Records:
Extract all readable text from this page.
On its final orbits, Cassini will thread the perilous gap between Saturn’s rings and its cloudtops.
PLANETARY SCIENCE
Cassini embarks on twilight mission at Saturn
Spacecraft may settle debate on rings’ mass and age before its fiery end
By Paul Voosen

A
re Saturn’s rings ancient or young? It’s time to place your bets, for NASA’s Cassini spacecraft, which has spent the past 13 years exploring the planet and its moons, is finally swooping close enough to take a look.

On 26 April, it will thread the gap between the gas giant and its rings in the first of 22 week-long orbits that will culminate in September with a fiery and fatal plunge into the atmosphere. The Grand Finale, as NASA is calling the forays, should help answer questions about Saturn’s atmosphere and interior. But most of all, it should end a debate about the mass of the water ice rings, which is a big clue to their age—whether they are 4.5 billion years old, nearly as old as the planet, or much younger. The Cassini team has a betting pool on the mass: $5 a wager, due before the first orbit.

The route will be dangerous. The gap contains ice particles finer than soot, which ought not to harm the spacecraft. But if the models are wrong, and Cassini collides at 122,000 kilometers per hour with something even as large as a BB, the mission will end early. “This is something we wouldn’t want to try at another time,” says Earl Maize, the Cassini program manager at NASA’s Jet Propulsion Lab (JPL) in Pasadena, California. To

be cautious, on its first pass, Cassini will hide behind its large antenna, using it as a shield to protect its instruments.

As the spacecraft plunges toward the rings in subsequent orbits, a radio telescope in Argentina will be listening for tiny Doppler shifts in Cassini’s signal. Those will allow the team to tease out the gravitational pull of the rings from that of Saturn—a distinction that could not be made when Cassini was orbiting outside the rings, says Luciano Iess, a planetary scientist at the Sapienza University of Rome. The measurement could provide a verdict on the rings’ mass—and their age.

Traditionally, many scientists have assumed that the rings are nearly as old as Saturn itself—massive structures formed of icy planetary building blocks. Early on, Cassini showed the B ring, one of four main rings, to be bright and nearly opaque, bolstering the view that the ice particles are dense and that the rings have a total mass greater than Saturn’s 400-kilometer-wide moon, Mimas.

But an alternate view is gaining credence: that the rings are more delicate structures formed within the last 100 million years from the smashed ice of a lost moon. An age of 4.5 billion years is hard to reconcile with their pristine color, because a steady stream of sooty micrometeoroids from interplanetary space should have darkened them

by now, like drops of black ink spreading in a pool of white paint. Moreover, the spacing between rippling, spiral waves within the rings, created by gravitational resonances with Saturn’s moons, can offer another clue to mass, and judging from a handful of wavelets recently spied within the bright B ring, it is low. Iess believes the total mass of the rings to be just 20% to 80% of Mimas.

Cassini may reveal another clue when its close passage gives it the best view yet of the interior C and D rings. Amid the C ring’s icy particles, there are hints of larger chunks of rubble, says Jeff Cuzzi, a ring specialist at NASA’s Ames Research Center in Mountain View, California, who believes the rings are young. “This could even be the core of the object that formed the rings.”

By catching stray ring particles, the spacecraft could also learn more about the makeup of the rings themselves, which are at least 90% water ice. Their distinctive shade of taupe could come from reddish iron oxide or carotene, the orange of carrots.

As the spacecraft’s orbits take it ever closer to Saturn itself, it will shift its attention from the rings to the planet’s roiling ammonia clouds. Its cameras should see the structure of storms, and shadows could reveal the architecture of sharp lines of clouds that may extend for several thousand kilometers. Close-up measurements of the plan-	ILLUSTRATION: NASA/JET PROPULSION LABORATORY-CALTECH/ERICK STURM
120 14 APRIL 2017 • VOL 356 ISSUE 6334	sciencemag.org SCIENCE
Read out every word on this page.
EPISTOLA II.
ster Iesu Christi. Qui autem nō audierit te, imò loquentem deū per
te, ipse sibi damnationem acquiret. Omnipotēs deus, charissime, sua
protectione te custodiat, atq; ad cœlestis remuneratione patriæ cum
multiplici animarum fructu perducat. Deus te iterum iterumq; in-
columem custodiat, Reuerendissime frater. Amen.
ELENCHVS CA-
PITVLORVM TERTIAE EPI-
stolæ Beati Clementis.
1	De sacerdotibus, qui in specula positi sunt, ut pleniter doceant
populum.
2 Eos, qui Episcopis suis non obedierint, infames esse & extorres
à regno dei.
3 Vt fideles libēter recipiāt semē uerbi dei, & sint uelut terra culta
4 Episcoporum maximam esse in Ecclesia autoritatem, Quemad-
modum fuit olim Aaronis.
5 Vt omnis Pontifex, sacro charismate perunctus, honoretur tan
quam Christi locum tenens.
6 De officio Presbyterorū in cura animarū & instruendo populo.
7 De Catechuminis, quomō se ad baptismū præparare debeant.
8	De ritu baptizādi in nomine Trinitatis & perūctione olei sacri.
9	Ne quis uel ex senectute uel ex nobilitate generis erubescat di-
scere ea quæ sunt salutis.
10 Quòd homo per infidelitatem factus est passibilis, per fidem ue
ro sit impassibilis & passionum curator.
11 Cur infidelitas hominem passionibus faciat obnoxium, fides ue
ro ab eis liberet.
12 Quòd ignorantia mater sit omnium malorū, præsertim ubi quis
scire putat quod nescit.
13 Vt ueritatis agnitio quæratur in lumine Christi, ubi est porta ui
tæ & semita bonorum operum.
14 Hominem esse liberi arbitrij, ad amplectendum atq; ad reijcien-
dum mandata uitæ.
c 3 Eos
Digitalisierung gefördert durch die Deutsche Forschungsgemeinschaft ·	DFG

- **Exercise**: Could you quote the material above in full, exactly as it stands?

- **Solution for this exercise**:
Extract all readable text from this page.
On its final orbits, Cassini will thread the perilous gap between Saturn’s rings and its cloudtops.
PLANETARY SCIENCE
Cassini embarks on twilight mission at Saturn
Spacecraft may settle debate on rings’ mass and age before its fiery end
By Paul Voosen

A
re Saturn’s rings ancient or young? It’s time to place your bets, for NASA’s Cassini spacecraft, which has spent the past 13 years exploring the planet and its moons, is finally swooping close enough to take a look.

On 26 April, it will thread the gap between the gas giant and its rings in the first of 22 week-long orbits that will culminate in September with a fiery and fatal plunge into the atmosphere. The Grand Finale, as NASA is calling the forays, should help answer questions about Saturn’s atmosphere and interior. But most of all, it should end a debate about the mass of the water ice rings, which is a big clue to their age—whether they are 4.5 billion years old, nearly as old as the planet, or much younger. The Cassini team has a betting pool on the mass: $5 a wager, due before the first orbit.

The route will be dangerous. The gap contains ice particles finer than soot, which ought not to harm the spacecraft. But if the models are wrong, and Cassini collides at 122,000 kilometers per hour with something even as large as a BB, the mission will end early. “This is something we wouldn’t want to try at another time,” says Earl Maize, the Cassini program manager at NASA’s Jet Propulsion Lab (JPL) in Pasadena, California. To

be cautious, on its first pass, Cassini will hide behind its large antenna, using it as a shield to protect its instruments.

As the spacecraft plunges toward the rings in subsequent orbits, a radio telescope in Argentina will be listening for tiny Doppler shifts in Cassini’s signal. Those will allow the team to tease out the gravitational pull of the rings from that of Saturn—a distinction that could not be made when Cassini was orbiting outside the rings, says Luciano Iess, a planetary scientist at the Sapienza University of Rome. The measurement could provide a verdict on the rings’ mass—and their age.

Traditionally, many scientists have assumed that the rings are nearly as old as Saturn itself—massive structures formed of icy planetary building blocks. Early on, Cassini showed the B ring, one of four main rings, to be bright and nearly opaque, bolstering the view that the ice particles are dense and that the rings have a total mass greater than Saturn’s 400-kilometer-wide moon, Mimas.

But an alternate view is gaining credence: that the rings are more delicate structures formed within the last 100 million years from the smashed ice of a lost moon. An age of 4.5 billion years is hard to reconcile with their pristine color, because a steady stream of sooty micrometeoroids from interplanetary space should have darkened them

by now, like drops of black ink spreading in a pool of white paint. Moreover, the spacing between rippling, spiral waves within the rings, created by gravitational resonances with Saturn’s moons, can offer another clue to mass, and judging from a handful of wavelets recently spied within the bright B ring, it is low. Iess believes the total mass of the rings to be just 20% to 80% of Mimas.

Cassini may reveal another clue when its close passage gives it the best view yet of the interior C and D rings. Amid the C ring’s icy particles, there are hints of larger chunks of rubble, says Jeff Cuzzi, a ring specialist at NASA’s Ames Research Center in Mountain View, California, who believes the rings are young. “This could even be the core of the object that formed the rings.”

By catching stray ring particles, the spacecraft could also learn more about the makeup of the rings themselves, which are at least 90% water ice. Their distinctive shade of taupe could come from reddish iron oxide or carotene, the orange of carrots.

As the spacecraft’s orbits take it ever closer to Saturn itself, it will shift its attention from the rings to the planet’s roiling ammonia clouds. Its cameras should see the structure of storms, and shadows could reveal the architecture of sharp lines of clouds that may extend for several thousand kilometers. Close-up measurements of the plan-	ILLUSTRATION: NASA/JET PROPULSION LABORATORY-CALTECH/ERICK STURM
120 14 APRIL 2017 • VOL 356 ISSUE 6334	sciencemag.org SCIENCE
Read out every word on this page.
EPISTOLA II.
ster Iesu Christi. Qui autem nō audierit te, imò loquentem deū per
te, ipse sibi damnationem acquiret. Omnipotēs deus, charissime, sua
protectione te custodiat, atq; ad cœlestis remuneratione patriæ cum
multiplici animarum fructu perducat. Deus te iterum iterumq; in-
columem custodiat, Reuerendissime frater. Amen.
ELENCHVS CA-
PITVLORVM TERTIAE EPI-
stolæ Beati Clementis.
1	De sacerdotibus, qui in specula positi sunt, ut pleniter doceant
populum.
2 Eos, qui Episcopis suis non obedierint, infames esse & extorres
à regno dei.
3 Vt fideles libēter recipiāt semē uerbi dei, & sint uelut terra culta
4 Episcoporum maximam esse in Ecclesia autoritatem, Quemad-
modum fuit olim Aaronis.
5 Vt omnis Pontifex, sacro charismate perunctus, honoretur tan
quam Christi locum tenens.
6 De officio Presbyterorū in cura animarū & instruendo populo.
7 De Catechuminis, quomō se ad baptismū præparare debeant.
8	De ritu baptizādi in nomine Trinitatis & perūctione olei sacri.
9	Ne quis uel ex senectute uel ex nobilitate generis erubescat di-
scere ea quæ sunt salutis.
10 Quòd homo per infidelitatem factus est passibilis, per fidem ue
ro sit impassibilis & passionum curator.
11 Cur infidelitas hominem passionibus faciat obnoxium, fides ue
ro ab eis liberet.
12 Quòd ignorantia mater sit omnium malorū, præsertim ubi quis
scire putat quod nescit.
13 Vt ueritatis agnitio quæratur in lumine Christi, ubi est porta ui
tæ & semita bonorum operum.
14 Hominem esse liberi arbitrij, ad amplectendum atq; ad reijcien-
dum mandata uitæ.
c 3 Eos
Digitalisierung gefördert durch die Deutsche Forschungsgemeinschaft ·	DFG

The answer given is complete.